▶ _AIM OF THE EXERCISE_
Go through the listing beneath this task and return every line that carries the string "gestur".

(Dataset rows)

# # # # # # #

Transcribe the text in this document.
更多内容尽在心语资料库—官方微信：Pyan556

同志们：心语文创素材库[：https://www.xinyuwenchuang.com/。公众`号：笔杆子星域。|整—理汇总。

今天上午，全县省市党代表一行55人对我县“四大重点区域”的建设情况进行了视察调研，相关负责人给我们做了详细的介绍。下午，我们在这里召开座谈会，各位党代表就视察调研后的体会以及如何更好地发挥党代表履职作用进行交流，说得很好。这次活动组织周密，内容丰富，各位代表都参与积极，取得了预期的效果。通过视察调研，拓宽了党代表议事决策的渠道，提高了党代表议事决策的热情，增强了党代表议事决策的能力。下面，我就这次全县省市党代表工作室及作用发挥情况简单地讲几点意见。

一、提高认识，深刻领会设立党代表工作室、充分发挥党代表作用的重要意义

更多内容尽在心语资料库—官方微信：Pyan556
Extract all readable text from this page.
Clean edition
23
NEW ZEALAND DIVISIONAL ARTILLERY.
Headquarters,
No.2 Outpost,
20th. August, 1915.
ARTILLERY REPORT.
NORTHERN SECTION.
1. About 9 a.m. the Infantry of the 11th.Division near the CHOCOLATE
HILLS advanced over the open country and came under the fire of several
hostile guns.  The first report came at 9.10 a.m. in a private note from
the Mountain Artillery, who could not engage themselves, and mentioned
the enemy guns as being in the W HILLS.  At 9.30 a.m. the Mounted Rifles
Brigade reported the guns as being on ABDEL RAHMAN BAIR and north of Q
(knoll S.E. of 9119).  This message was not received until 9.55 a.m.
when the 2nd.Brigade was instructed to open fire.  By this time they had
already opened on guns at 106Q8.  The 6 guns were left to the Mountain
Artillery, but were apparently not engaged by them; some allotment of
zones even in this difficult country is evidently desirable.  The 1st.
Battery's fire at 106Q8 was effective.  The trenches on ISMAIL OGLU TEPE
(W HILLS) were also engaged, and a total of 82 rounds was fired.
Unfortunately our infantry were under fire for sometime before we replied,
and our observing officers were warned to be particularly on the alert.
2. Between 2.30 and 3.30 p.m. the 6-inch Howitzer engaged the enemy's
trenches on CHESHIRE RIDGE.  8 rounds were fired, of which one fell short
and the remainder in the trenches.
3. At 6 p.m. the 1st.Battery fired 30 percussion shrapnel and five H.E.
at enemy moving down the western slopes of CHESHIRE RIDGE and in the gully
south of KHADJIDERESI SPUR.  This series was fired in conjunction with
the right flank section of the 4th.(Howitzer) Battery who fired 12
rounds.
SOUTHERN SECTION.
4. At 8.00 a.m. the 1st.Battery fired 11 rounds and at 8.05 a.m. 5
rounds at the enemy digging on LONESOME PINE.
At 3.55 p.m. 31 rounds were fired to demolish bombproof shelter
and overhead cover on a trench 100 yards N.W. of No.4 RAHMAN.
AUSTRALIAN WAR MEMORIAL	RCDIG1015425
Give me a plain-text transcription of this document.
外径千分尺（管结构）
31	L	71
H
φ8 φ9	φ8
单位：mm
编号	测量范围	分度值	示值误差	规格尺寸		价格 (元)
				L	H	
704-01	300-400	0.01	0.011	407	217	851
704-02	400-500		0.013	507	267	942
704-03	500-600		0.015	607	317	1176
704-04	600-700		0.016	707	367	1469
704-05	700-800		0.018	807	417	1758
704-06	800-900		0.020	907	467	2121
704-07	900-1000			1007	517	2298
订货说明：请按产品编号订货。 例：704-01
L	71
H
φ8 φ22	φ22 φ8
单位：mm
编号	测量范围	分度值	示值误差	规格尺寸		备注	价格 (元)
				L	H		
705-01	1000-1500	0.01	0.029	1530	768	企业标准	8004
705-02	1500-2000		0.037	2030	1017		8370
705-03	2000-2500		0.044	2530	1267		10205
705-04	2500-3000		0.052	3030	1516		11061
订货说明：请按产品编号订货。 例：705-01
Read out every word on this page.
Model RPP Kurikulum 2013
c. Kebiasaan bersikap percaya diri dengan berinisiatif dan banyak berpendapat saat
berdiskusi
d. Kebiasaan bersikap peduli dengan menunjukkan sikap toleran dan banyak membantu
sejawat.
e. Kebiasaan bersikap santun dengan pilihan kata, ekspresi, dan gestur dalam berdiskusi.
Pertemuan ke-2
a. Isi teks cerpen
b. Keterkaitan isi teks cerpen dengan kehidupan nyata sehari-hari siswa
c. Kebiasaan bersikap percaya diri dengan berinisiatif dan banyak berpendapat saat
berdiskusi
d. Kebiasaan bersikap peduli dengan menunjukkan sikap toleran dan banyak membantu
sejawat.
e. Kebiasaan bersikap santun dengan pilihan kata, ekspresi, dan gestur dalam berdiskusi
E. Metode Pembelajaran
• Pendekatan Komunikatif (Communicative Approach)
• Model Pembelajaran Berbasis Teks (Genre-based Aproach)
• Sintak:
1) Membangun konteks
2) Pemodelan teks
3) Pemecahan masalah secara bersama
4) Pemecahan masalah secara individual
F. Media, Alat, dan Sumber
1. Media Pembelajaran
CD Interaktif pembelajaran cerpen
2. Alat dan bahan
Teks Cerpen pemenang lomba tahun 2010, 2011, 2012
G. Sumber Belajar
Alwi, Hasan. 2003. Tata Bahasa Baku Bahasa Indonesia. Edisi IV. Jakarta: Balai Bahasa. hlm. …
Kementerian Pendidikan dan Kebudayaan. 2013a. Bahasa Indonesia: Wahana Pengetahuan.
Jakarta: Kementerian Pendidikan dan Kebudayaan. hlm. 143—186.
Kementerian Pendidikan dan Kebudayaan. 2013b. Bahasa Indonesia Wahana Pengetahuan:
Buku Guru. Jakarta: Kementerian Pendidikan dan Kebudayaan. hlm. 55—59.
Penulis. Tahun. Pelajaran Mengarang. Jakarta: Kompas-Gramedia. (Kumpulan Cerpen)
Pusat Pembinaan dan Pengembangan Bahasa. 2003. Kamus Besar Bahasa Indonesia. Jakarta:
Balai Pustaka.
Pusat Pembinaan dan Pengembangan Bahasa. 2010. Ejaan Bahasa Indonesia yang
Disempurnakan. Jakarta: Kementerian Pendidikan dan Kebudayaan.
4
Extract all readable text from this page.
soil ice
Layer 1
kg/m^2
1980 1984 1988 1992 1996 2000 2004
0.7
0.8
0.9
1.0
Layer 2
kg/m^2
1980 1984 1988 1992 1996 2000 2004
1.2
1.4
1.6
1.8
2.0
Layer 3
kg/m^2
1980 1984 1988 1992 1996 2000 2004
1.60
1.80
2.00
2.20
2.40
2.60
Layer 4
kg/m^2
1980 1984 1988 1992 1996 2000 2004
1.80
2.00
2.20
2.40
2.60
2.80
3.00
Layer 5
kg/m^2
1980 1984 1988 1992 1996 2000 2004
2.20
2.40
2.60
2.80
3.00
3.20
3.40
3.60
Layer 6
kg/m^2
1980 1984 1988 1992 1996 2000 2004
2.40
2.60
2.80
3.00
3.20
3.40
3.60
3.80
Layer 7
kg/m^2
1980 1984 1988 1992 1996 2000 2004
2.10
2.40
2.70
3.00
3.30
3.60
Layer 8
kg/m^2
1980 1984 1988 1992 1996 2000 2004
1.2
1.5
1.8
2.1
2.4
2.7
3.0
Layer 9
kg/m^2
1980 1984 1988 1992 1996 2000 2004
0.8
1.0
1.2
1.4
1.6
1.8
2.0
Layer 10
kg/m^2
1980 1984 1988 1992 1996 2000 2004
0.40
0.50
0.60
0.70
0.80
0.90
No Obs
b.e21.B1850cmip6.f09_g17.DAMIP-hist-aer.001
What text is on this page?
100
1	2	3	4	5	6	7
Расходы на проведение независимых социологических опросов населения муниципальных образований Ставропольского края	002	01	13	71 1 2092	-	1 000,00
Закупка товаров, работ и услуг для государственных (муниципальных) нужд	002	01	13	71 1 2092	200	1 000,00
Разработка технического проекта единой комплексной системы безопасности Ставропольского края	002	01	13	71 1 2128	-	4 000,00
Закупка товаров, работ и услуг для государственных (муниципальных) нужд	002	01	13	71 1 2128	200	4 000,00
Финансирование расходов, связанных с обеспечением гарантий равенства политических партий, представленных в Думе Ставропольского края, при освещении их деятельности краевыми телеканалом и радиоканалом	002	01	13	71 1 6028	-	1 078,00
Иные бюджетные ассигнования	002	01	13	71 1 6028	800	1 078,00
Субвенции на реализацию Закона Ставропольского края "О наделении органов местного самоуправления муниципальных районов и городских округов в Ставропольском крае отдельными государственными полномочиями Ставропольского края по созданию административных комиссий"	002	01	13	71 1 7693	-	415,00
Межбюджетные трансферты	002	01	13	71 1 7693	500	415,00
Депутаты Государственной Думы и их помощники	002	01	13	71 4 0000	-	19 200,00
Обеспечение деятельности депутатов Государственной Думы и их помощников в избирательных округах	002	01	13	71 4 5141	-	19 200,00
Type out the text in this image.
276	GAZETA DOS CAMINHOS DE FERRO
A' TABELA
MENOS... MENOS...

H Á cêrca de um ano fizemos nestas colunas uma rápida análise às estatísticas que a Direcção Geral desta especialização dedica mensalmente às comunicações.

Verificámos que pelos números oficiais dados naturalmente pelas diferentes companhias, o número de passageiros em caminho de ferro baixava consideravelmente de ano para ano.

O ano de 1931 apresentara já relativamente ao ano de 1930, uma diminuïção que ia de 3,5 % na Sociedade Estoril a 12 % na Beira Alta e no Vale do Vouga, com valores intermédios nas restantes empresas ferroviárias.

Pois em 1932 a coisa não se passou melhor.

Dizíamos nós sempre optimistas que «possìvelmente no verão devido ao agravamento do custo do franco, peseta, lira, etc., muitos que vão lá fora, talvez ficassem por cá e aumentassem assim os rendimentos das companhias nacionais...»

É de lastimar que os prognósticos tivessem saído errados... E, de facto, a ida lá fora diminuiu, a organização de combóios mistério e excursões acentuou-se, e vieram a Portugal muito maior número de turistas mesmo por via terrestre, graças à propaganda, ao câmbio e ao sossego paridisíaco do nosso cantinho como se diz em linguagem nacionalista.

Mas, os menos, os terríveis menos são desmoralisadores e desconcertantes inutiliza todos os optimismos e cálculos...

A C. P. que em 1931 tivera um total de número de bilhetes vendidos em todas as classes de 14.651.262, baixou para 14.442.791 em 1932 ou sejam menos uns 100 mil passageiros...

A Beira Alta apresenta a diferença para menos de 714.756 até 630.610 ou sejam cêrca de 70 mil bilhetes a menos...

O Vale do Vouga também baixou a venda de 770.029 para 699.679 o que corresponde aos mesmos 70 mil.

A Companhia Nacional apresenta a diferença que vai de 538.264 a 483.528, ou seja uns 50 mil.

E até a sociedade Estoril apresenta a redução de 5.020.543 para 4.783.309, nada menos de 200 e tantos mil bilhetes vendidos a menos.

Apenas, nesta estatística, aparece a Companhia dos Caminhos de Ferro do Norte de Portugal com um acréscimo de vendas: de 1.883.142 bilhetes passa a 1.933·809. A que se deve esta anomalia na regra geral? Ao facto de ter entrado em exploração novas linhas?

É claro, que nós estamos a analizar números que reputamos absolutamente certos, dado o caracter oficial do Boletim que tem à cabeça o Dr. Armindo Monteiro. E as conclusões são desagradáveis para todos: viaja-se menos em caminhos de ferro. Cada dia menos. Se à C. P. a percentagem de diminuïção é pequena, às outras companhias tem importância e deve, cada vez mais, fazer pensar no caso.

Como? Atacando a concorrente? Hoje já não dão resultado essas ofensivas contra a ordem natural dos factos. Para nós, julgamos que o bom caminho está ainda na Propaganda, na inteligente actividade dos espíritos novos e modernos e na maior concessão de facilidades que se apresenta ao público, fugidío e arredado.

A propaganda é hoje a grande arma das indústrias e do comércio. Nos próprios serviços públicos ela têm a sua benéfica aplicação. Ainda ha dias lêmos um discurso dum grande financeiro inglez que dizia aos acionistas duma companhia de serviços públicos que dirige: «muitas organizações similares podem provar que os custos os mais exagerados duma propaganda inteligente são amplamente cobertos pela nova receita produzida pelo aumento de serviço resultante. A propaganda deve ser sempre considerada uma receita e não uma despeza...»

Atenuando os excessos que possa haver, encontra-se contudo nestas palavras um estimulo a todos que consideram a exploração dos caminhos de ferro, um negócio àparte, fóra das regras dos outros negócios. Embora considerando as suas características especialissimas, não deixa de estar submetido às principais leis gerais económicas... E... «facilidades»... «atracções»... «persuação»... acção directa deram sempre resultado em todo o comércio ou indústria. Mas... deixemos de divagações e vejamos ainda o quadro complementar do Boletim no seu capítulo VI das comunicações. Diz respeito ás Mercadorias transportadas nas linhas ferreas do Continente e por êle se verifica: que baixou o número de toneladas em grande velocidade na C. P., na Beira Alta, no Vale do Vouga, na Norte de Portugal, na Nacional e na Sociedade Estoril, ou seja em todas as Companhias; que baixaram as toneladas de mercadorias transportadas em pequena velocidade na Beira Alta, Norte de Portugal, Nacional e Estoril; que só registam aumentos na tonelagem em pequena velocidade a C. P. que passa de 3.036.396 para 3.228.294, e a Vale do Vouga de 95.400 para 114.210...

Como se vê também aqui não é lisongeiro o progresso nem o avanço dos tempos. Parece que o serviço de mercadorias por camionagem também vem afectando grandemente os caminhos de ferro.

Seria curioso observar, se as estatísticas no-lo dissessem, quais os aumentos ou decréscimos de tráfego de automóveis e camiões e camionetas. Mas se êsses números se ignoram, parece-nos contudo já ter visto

# # # # # # #

▶ _EXERCISE SOLUTION_
e. Kebiasaan bersikap santun dengan pilihan kata, ekspresi, dan gestur dalam berdiskusi.
e. Kebiasaan bersikap santun dengan pilihan kata, ekspresi, dan gestur dalam berdiskusi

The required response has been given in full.